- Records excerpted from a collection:

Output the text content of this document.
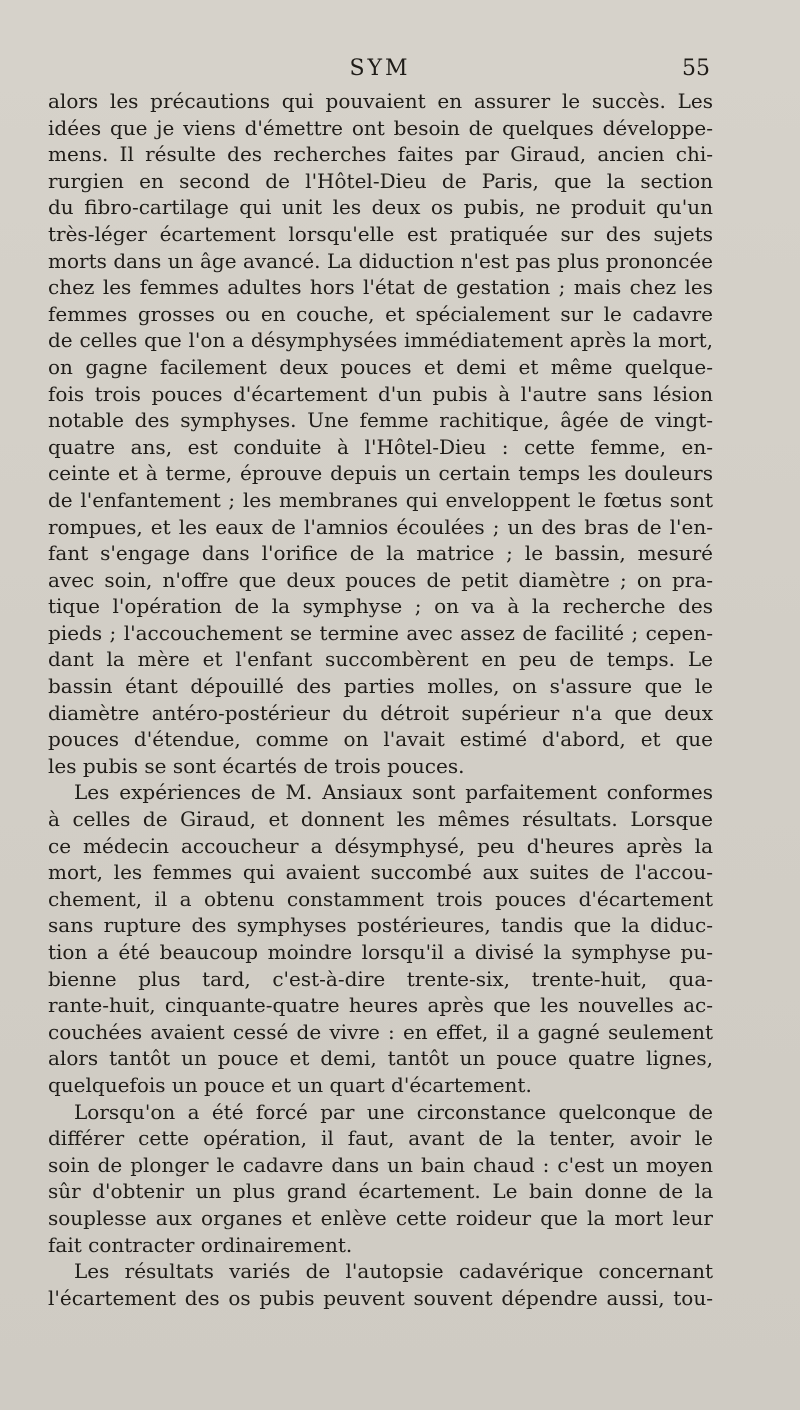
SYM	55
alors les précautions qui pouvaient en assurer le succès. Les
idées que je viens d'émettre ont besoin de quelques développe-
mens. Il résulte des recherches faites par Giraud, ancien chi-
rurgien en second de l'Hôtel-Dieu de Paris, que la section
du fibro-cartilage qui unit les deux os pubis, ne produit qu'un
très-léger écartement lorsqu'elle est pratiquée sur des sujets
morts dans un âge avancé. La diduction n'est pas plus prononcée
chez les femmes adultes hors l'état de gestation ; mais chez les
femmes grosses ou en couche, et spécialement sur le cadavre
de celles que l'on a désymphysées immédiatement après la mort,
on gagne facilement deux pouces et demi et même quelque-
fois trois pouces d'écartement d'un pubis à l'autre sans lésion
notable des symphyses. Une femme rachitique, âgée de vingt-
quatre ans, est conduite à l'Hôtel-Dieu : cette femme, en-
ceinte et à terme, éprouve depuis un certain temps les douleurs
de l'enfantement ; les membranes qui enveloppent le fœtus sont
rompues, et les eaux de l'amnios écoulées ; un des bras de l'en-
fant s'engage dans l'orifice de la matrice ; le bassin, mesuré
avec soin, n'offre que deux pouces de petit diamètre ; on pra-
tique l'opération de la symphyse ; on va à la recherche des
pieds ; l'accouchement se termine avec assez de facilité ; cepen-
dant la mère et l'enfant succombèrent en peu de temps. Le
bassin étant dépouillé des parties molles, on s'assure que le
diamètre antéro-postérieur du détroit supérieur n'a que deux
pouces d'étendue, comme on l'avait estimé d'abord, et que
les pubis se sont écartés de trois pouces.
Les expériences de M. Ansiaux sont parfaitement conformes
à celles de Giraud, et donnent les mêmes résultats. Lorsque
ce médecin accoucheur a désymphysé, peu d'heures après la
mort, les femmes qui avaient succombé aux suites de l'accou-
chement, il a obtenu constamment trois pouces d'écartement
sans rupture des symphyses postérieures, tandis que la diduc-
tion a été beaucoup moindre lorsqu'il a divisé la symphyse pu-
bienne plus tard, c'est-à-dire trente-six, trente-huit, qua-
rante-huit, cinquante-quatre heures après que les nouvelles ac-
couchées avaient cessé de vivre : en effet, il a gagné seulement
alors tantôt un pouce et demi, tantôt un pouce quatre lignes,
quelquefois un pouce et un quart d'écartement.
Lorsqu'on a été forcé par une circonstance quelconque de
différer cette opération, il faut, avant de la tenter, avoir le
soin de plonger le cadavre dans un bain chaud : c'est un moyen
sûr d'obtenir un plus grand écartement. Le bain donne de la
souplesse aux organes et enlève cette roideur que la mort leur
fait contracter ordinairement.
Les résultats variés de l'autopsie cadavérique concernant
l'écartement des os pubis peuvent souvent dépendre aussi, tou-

- TASK TO CARRY OUT: Exclude the pictures, and transcribe all of the material exactly.

- ANSWER FOR THIS EXERCISE:
Output the text content of this document.
SYM	55
alors les précautions qui pouvaient en assurer le succès. Les
idées que je viens d'émettre ont besoin de quelques développe-
mens. Il résulte des recherches faites par Giraud, ancien chi-
rurgien en second de l'Hôtel-Dieu de Paris, que la section
du fibro-cartilage qui unit les deux os pubis, ne produit qu'un
très-léger écartement lorsqu'elle est pratiquée sur des sujets
morts dans un âge avancé. La diduction n'est pas plus prononcée
chez les femmes adultes hors l'état de gestation ; mais chez les
femmes grosses ou en couche, et spécialement sur le cadavre
de celles que l'on a désymphysées immédiatement après la mort,
on gagne facilement deux pouces et demi et même quelque-
fois trois pouces d'écartement d'un pubis à l'autre sans lésion
notable des symphyses. Une femme rachitique, âgée de vingt-
quatre ans, est conduite à l'Hôtel-Dieu : cette femme, en-
ceinte et à terme, éprouve depuis un certain temps les douleurs
de l'enfantement ; les membranes qui enveloppent le fœtus sont
rompues, et les eaux de l'amnios écoulées ; un des bras de l'en-
fant s'engage dans l'orifice de la matrice ; le bassin, mesuré
avec soin, n'offre que deux pouces de petit diamètre ; on pra-
tique l'opération de la symphyse ; on va à la recherche des
pieds ; l'accouchement se termine avec assez de facilité ; cepen-
dant la mère et l'enfant succombèrent en peu de temps. Le
bassin étant dépouillé des parties molles, on s'assure que le
diamètre antéro-postérieur du détroit supérieur n'a que deux
pouces d'étendue, comme on l'avait estimé d'abord, et que
les pubis se sont écartés de trois pouces.
Les expériences de M. Ansiaux sont parfaitement conformes
à celles de Giraud, et donnent les mêmes résultats. Lorsque
ce médecin accoucheur a désymphysé, peu d'heures après la
mort, les femmes qui avaient succombé aux suites de l'accou-
chement, il a obtenu constamment trois pouces d'écartement
sans rupture des symphyses postérieures, tandis que la diduc-
tion a été beaucoup moindre lorsqu'il a divisé la symphyse pu-
bienne plus tard, c'est-à-dire trente-six, trente-huit, qua-
rante-huit, cinquante-quatre heures après que les nouvelles ac-
couchées avaient cessé de vivre : en effet, il a gagné seulement
alors tantôt un pouce et demi, tantôt un pouce quatre lignes,
quelquefois un pouce et un quart d'écartement.
Lorsqu'on a été forcé par une circonstance quelconque de
différer cette opération, il faut, avant de la tenter, avoir le
soin de plonger le cadavre dans un bain chaud : c'est un moyen
sûr d'obtenir un plus grand écartement. Le bain donne de la
souplesse aux organes et enlève cette roideur que la mort leur
fait contracter ordinairement.
Les résultats variés de l'autopsie cadavérique concernant
l'écartement des os pubis peuvent souvent dépendre aussi, tou-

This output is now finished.